■ AIM OF THE EXERCISE:
Write out, word for word, everything from "If you want" down to "of the North." in the passage below on the North and the South.

━━━ TEXT SECTION

The North and the South had always been at odds.  Since the creation of the country the two sides were always arguing with one another.  Similar to now really except with less violence.  Reports leading up to the Civil War involved violence between Congress men and I believe at least one shooting in the House.  The two had vastly different cultures and were nearly their own separate countries at the point the Civil War began.  The North was beginning to switch to an industrial nation while the South remained agricultural.  So each had different economic pressures on them, which slavery was one of those pressures.  Please do not insist that the North cared about slavery as a whole from some desire to save humanity.  They did not fight the South because “friends” were being dragged away from slave hunters.

If you want an interesting and different look at the economics at the time, read “The Declining Significance of Race” by William Julius Wilson.  He looks a great deal into industrialization and the effects of slavery on industrialization.  With so many immigrant workers coming into the Northern cities looking for factory jobs, the slave became a problem to the “white” immigrant workers.  A slave was free labor, no immigrant can compete with that wage.  As a store owner why would you hire an Irishman to shine shoes when your black slave does so for free.  There was a lot of infighting and violence at that time against slaves.  Hence why slaves were not allowed in some areas of the North.

━━━━━━
━━━ DATASET RECORDS

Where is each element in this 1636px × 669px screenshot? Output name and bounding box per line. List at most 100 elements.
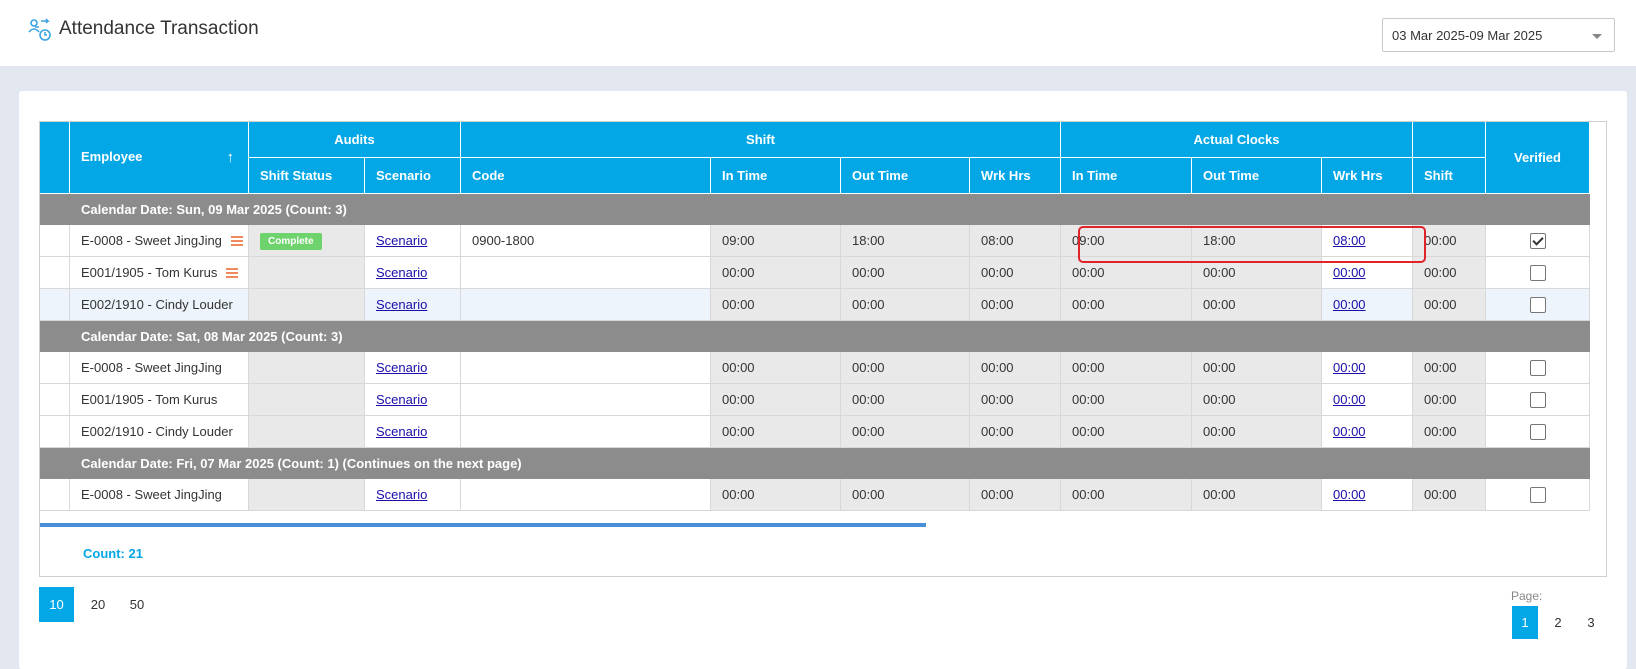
verified-checkbox[interactable] bbox=[1529, 264, 1546, 281]
page-label: Page: bbox=[1511, 589, 1543, 603]
row-select-cell[interactable] bbox=[40, 224, 70, 257]
table-row[interactable]: E001/1905 - Tom Kurus Scenario 00:00 00:00 0… bbox=[40, 256, 1590, 289]
verified-checkbox[interactable] bbox=[1529, 423, 1546, 440]
table-row[interactable]: E-0008 - Sweet JingJing Scenario 00:00 00:0… bbox=[40, 478, 1590, 511]
shift-out-time-cell: 00:00 bbox=[840, 415, 970, 448]
shift-out-time: 00:00 bbox=[852, 424, 885, 439]
table-row[interactable]: E-0008 - Sweet JingJing Scenario 00:00 00:0… bbox=[40, 351, 1590, 384]
actual-out-time-column-header[interactable]: Out Time bbox=[1191, 157, 1322, 194]
shift-wrk-hrs-cell: 08:00 bbox=[969, 224, 1061, 257]
shift-wrk-hrs: 08:00 bbox=[981, 233, 1014, 248]
page-1-button[interactable]: 1 bbox=[1512, 606, 1538, 639]
verified-checkbox[interactable] bbox=[1529, 296, 1546, 313]
actual-wrk-hrs-link[interactable]: 00:00 bbox=[1333, 487, 1366, 502]
scenario-link[interactable]: Scenario bbox=[376, 297, 427, 312]
horizontal-scrollbar[interactable] bbox=[40, 523, 926, 527]
hamburger-menu-icon[interactable] bbox=[226, 266, 239, 280]
actual-wrk-hrs-cell: 00:00 bbox=[1321, 351, 1413, 384]
actual-wrk-hrs-link[interactable]: 00:00 bbox=[1333, 392, 1366, 407]
scenario-link[interactable]: Scenario bbox=[376, 360, 427, 375]
row-select-cell[interactable] bbox=[40, 288, 70, 321]
page-3-button[interactable]: 3 bbox=[1578, 606, 1604, 639]
verified-checkbox[interactable] bbox=[1529, 359, 1546, 376]
table-row[interactable]: E-0008 - Sweet JingJing Complete Scenario 0… bbox=[40, 224, 1590, 257]
actual-wrk-hrs-column-header[interactable]: Wrk Hrs bbox=[1321, 157, 1413, 194]
verified-checkbox[interactable] bbox=[1529, 232, 1546, 249]
employee-header-label: Employee bbox=[81, 149, 143, 164]
page-size-50-button[interactable]: 50 bbox=[122, 587, 152, 622]
shift-code-cell bbox=[460, 383, 711, 416]
calendar-date-group-row[interactable]: Calendar Date: Fri, 07 Mar 2025 (Count: … bbox=[40, 447, 1590, 479]
verified-cell bbox=[1485, 478, 1590, 511]
scenario-column-header[interactable]: Scenario bbox=[364, 157, 461, 194]
actual-in-time-cell: 00:00 bbox=[1060, 415, 1192, 448]
actual-shift: 00:00 bbox=[1424, 233, 1457, 248]
actual-shift-column-header[interactable]: Shift bbox=[1412, 157, 1486, 194]
actual-shift-cell: 00:00 bbox=[1412, 415, 1486, 448]
scenario-link[interactable]: Scenario bbox=[376, 265, 427, 280]
actual-in-time-cell: 00:00 bbox=[1060, 383, 1192, 416]
actual-shift-cell: 00:00 bbox=[1412, 383, 1486, 416]
row-select-cell[interactable] bbox=[40, 478, 70, 511]
scenario-link[interactable]: Scenario bbox=[376, 233, 427, 248]
grid-body: Calendar Date: Sun, 09 Mar 2025 (Count: … bbox=[40, 193, 1590, 511]
attendance-table: Employee ↑ Audits Shift Actual Clocks Ve… bbox=[40, 122, 1590, 511]
page-size-10-button[interactable]: 10 bbox=[39, 587, 74, 622]
actual-wrk-hrs-cell: 00:00 bbox=[1321, 383, 1413, 416]
calendar-date-group-row[interactable]: Calendar Date: Sun, 09 Mar 2025 (Count: … bbox=[40, 193, 1590, 225]
table-row[interactable]: E001/1905 - Tom Kurus Scenario 00:00 00:00 0… bbox=[40, 383, 1590, 416]
table-row[interactable]: E002/1910 - Cindy Louder Scenario 00:00 00:… bbox=[40, 415, 1590, 448]
calendar-date-group-row[interactable]: Calendar Date: Sat, 08 Mar 2025 (Count: … bbox=[40, 320, 1590, 352]
actual-in-time-column-header[interactable]: In Time bbox=[1060, 157, 1192, 194]
actual-wrk-hrs-link[interactable]: 00:00 bbox=[1333, 424, 1366, 439]
scenario-cell: Scenario bbox=[364, 351, 461, 384]
shift-out-time: 00:00 bbox=[852, 487, 885, 502]
scenario-cell: Scenario bbox=[364, 224, 461, 257]
table-row[interactable]: E002/1910 - Cindy Louder Scenario 00:00 00:… bbox=[40, 288, 1590, 321]
row-select-cell[interactable] bbox=[40, 415, 70, 448]
row-select-cell[interactable] bbox=[40, 256, 70, 289]
actual-wrk-hrs-cell: 00:00 bbox=[1321, 256, 1413, 289]
row-select-cell[interactable] bbox=[40, 351, 70, 384]
code-column-header[interactable]: Code bbox=[460, 157, 711, 194]
shift-out-time-column-header[interactable]: Out Time bbox=[840, 157, 970, 194]
shift-wrk-hrs-column-header[interactable]: Wrk Hrs bbox=[969, 157, 1061, 194]
shift-in-time-cell: 00:00 bbox=[710, 415, 841, 448]
employee-name-cell: E001/1905 - Tom Kurus bbox=[69, 256, 249, 289]
employee-name: E002/1910 - Cindy Louder bbox=[81, 297, 233, 312]
verified-column-header[interactable]: Verified bbox=[1485, 122, 1590, 194]
actual-wrk-hrs-link[interactable]: 00:00 bbox=[1333, 265, 1366, 280]
actual-shift-cell: 00:00 bbox=[1412, 351, 1486, 384]
verified-checkbox[interactable] bbox=[1529, 486, 1546, 503]
shift-code-cell bbox=[460, 288, 711, 321]
actual-wrk-hrs-link[interactable]: 00:00 bbox=[1333, 297, 1366, 312]
verified-checkbox[interactable] bbox=[1529, 391, 1546, 408]
actual-wrk-hrs-link[interactable]: 00:00 bbox=[1333, 360, 1366, 375]
shift-status-column-header[interactable]: Shift Status bbox=[248, 157, 365, 194]
page-2-button[interactable]: 2 bbox=[1545, 606, 1571, 639]
hamburger-menu-icon[interactable] bbox=[230, 234, 243, 248]
actual-out-time-cell: 00:00 bbox=[1191, 288, 1322, 321]
shift-wrk-hrs: 00:00 bbox=[981, 360, 1014, 375]
shift-wrk-hrs: 00:00 bbox=[981, 424, 1014, 439]
shift-in-time: 00:00 bbox=[722, 360, 755, 375]
date-range-select[interactable]: 03 Mar 2025-09 Mar 2025 bbox=[1382, 18, 1615, 52]
scenario-cell: Scenario bbox=[364, 383, 461, 416]
shift-wrk-hrs-cell: 00:00 bbox=[969, 415, 1061, 448]
shift-out-time-cell: 00:00 bbox=[840, 288, 970, 321]
actual-wrk-hrs-link[interactable]: 08:00 bbox=[1333, 233, 1366, 248]
scenario-link[interactable]: Scenario bbox=[376, 487, 427, 502]
shift-in-time-column-header[interactable]: In Time bbox=[710, 157, 841, 194]
sort-ascending-icon[interactable]: ↑ bbox=[227, 149, 235, 166]
employee-name: E002/1910 - Cindy Louder bbox=[81, 424, 233, 439]
scenario-link[interactable]: Scenario bbox=[376, 392, 427, 407]
verified-cell bbox=[1485, 383, 1590, 416]
shift-out-time-cell: 00:00 bbox=[840, 351, 970, 384]
actual-in-time-cell: 09:00 bbox=[1060, 224, 1192, 257]
row-select-cell[interactable] bbox=[40, 383, 70, 416]
shift-in-time: 00:00 bbox=[722, 487, 755, 502]
page-size-20-button[interactable]: 20 bbox=[83, 587, 113, 622]
scenario-link[interactable]: Scenario bbox=[376, 424, 427, 439]
employee-column-header[interactable]: Employee ↑ bbox=[69, 122, 249, 194]
shift-out-time-cell: 00:00 bbox=[840, 383, 970, 416]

━━━━━━

■ EXERCISE RESPONSE:
If you want an interesting and different look at the economics at the time, read “The Declining Significance of Race” by William Julius Wilson.  He looks a great deal into industrialization and the effects of slavery on industrialization.  With so many immigrant workers coming into the Northern cities looking for factory jobs, the slave became a problem to the “white” immigrant workers.  A slave was free labor, no immigrant can compete with that wage.  As a store owner why would you hire an Irishman to shine shoes when your black slave does so for free.  There was a lot of infighting and violence at that time against slaves.  Hence why slaves were not allowed in some areas of the North.